■ **Material for this task**

━━━━━━━━

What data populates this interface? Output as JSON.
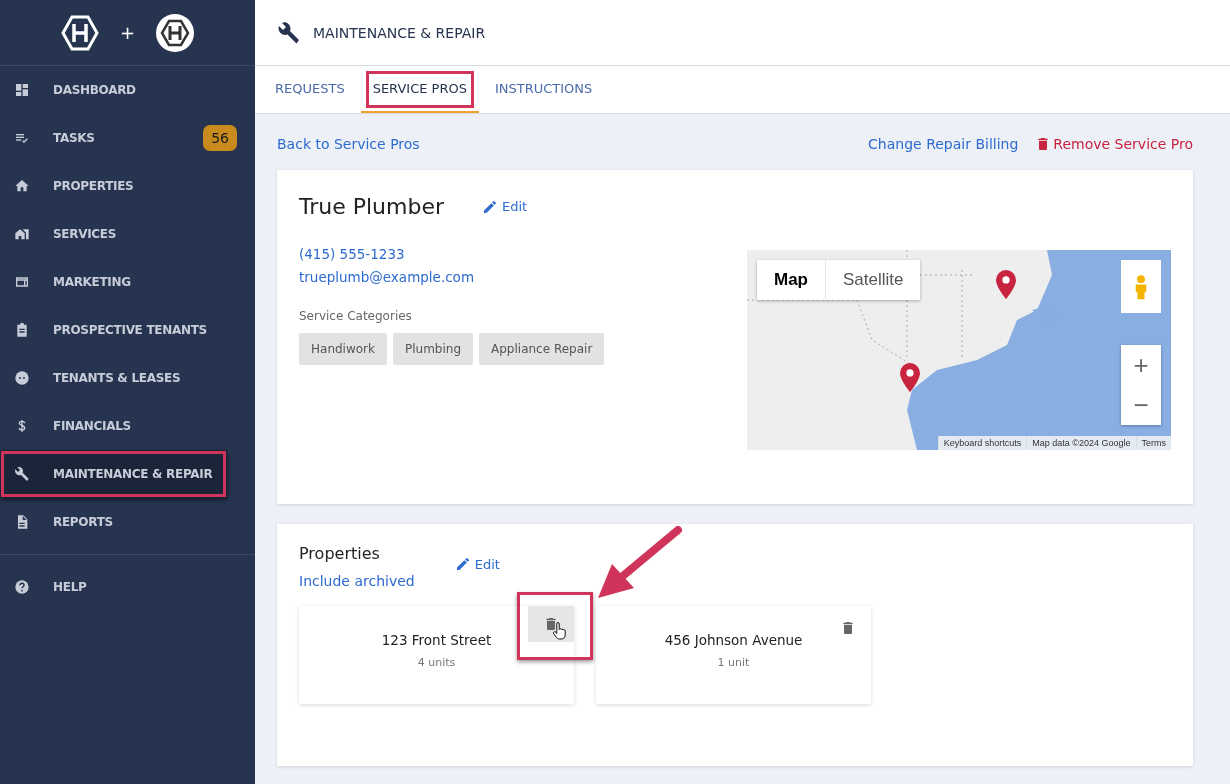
{
  "sidebar": {
    "logo_plus": "+",
    "items": [
      {
        "label": "DASHBOARD",
        "selected": false,
        "highlighted": false
      },
      {
        "label": "TASKS",
        "selected": false,
        "highlighted": false,
        "badge": "56"
      },
      {
        "label": "PROPERTIES",
        "selected": false,
        "highlighted": false
      },
      {
        "label": "SERVICES",
        "selected": false,
        "highlighted": false
      },
      {
        "label": "MARKETING",
        "selected": false,
        "highlighted": false
      },
      {
        "label": "PROSPECTIVE TENANTS",
        "selected": false,
        "highlighted": false
      },
      {
        "label": "TENANTS & LEASES",
        "selected": false,
        "highlighted": false
      },
      {
        "label": "FINANCIALS",
        "selected": false,
        "highlighted": false
      },
      {
        "label": "MAINTENANCE & REPAIR",
        "selected": true,
        "highlighted": true
      },
      {
        "label": "REPORTS",
        "selected": false,
        "highlighted": false
      }
    ],
    "footer_items": [
      {
        "label": "HELP",
        "selected": false
      }
    ]
  },
  "header": {
    "title": "MAINTENANCE & REPAIR"
  },
  "tabs": [
    {
      "label": "REQUESTS",
      "selected": false,
      "highlighted": false
    },
    {
      "label": "SERVICE PROS",
      "selected": true,
      "highlighted": true
    },
    {
      "label": "INSTRUCTIONS",
      "selected": false,
      "highlighted": false
    }
  ],
  "actions": {
    "back": "Back to Service Pros",
    "billing": "Change Repair Billing",
    "remove": "Remove Service Pro"
  },
  "pro": {
    "name": "True Plumber",
    "edit": "Edit",
    "phone": "(415) 555-1233",
    "email": "trueplumb@example.com",
    "categories_label": "Service Categories",
    "categories": [
      "Handiwork",
      "Plumbing",
      "Appliance Repair"
    ]
  },
  "map": {
    "types": [
      {
        "label": "Map",
        "selected": true
      },
      {
        "label": "Satellite",
        "selected": false
      }
    ],
    "zoom_in": "+",
    "zoom_out": "−",
    "attribution": [
      "Keyboard shortcuts",
      "Map data ©2024 Google",
      "Terms"
    ]
  },
  "properties": {
    "title": "Properties",
    "edit": "Edit",
    "include_archived": "Include archived",
    "items": [
      {
        "name": "123 Front Street",
        "units": "4 units",
        "hovered": true,
        "highlighted": true
      },
      {
        "name": "456 Johnson Avenue",
        "units": "1 unit",
        "hovered": false,
        "highlighted": false
      }
    ]
  }
}
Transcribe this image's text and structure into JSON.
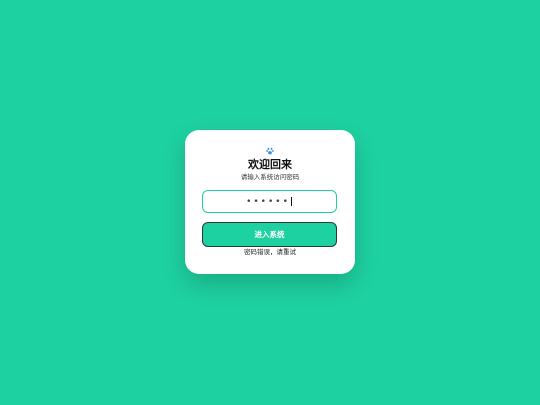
{
  "login": {
    "logo_icon": "paw-icon",
    "title": "欢迎回来",
    "subtitle": "请输入系统访问密码",
    "password_mask": "••••••",
    "submit_label": "进入系统",
    "error_message": "密码错误，请重试"
  },
  "colors": {
    "background": "#1ed1a0",
    "accent": "#1ed1a0",
    "card": "#ffffff"
  }
}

━━━━━━━━

■ **Given task**
Copy exactly the lines from the line containing "Transcribe this image's" through the last line of the records above, both included, and leave out any pictures.

■ **Solution to this exercise**
Transcribe this image's text and structure into JSON.
{
  "login": {
    "logo_icon": "paw-icon",
    "title": "欢迎回来",
    "subtitle": "请输入系统访问密码",
    "password_mask": "••••••",
    "submit_label": "进入系统",
    "error_message": "密码错误，请重试"
  },
  "colors": {
    "background": "#1ed1a0",
    "accent": "#1ed1a0",
    "card": "#ffffff"
  }
}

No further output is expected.